[start]
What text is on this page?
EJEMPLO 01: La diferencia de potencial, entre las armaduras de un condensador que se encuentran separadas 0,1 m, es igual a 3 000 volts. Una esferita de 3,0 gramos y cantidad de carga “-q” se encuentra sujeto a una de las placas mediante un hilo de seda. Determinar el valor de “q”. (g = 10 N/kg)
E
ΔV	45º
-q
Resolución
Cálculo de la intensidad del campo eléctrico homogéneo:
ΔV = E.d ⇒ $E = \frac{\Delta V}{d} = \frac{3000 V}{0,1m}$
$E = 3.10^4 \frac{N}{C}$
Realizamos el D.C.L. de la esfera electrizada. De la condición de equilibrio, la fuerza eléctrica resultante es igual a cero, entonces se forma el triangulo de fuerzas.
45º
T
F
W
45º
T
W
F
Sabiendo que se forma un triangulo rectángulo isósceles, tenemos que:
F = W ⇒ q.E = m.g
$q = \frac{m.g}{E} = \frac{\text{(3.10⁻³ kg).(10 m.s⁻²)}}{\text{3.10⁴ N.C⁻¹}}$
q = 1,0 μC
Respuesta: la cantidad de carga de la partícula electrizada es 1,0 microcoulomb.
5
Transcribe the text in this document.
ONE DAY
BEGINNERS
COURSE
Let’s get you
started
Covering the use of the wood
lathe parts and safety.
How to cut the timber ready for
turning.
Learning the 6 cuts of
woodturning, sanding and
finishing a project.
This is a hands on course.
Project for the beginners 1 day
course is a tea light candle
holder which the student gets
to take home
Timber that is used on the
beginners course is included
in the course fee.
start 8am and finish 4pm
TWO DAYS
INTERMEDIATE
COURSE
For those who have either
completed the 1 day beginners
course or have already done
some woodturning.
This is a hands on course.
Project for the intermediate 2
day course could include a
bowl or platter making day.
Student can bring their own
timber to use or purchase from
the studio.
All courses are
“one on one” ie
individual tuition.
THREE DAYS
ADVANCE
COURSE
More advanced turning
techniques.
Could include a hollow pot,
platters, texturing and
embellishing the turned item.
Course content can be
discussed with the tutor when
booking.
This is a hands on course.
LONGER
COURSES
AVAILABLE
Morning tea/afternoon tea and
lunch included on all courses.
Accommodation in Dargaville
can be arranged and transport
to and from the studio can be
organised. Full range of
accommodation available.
[end]
**Set problem**
Please retype, exactly as written, every line from the line containing "Transcribe the text in this document." through the last line of the records above, including both of those lines, and nothing else.

**Task result**
Transcribe the text in this document.
ONE DAY
BEGINNERS
COURSE
Let’s get you
started
Covering the use of the wood
lathe parts and safety.
How to cut the timber ready for
turning.
Learning the 6 cuts of
woodturning, sanding and
finishing a project.
This is a hands on course.
Project for the beginners 1 day
course is a tea light candle
holder which the student gets
to take home
Timber that is used on the
beginners course is included
in the course fee.
start 8am and finish 4pm
TWO DAYS
INTERMEDIATE
COURSE
For those who have either
completed the 1 day beginners
course or have already done
some woodturning.
This is a hands on course.
Project for the intermediate 2
day course could include a
bowl or platter making day.
Student can bring their own
timber to use or purchase from
the studio.
All courses are
“one on one” ie
individual tuition.
THREE DAYS
ADVANCE
COURSE
More advanced turning
techniques.
Could include a hollow pot,
platters, texturing and
embellishing the turned item.
Course content can be
discussed with the tutor when
booking.
This is a hands on course.
LONGER
COURSES
AVAILABLE
Morning tea/afternoon tea and
lunch included on all courses.
Accommodation in Dargaville
can be arranged and transport
to and from the studio can be
organised. Full range of
accommodation available.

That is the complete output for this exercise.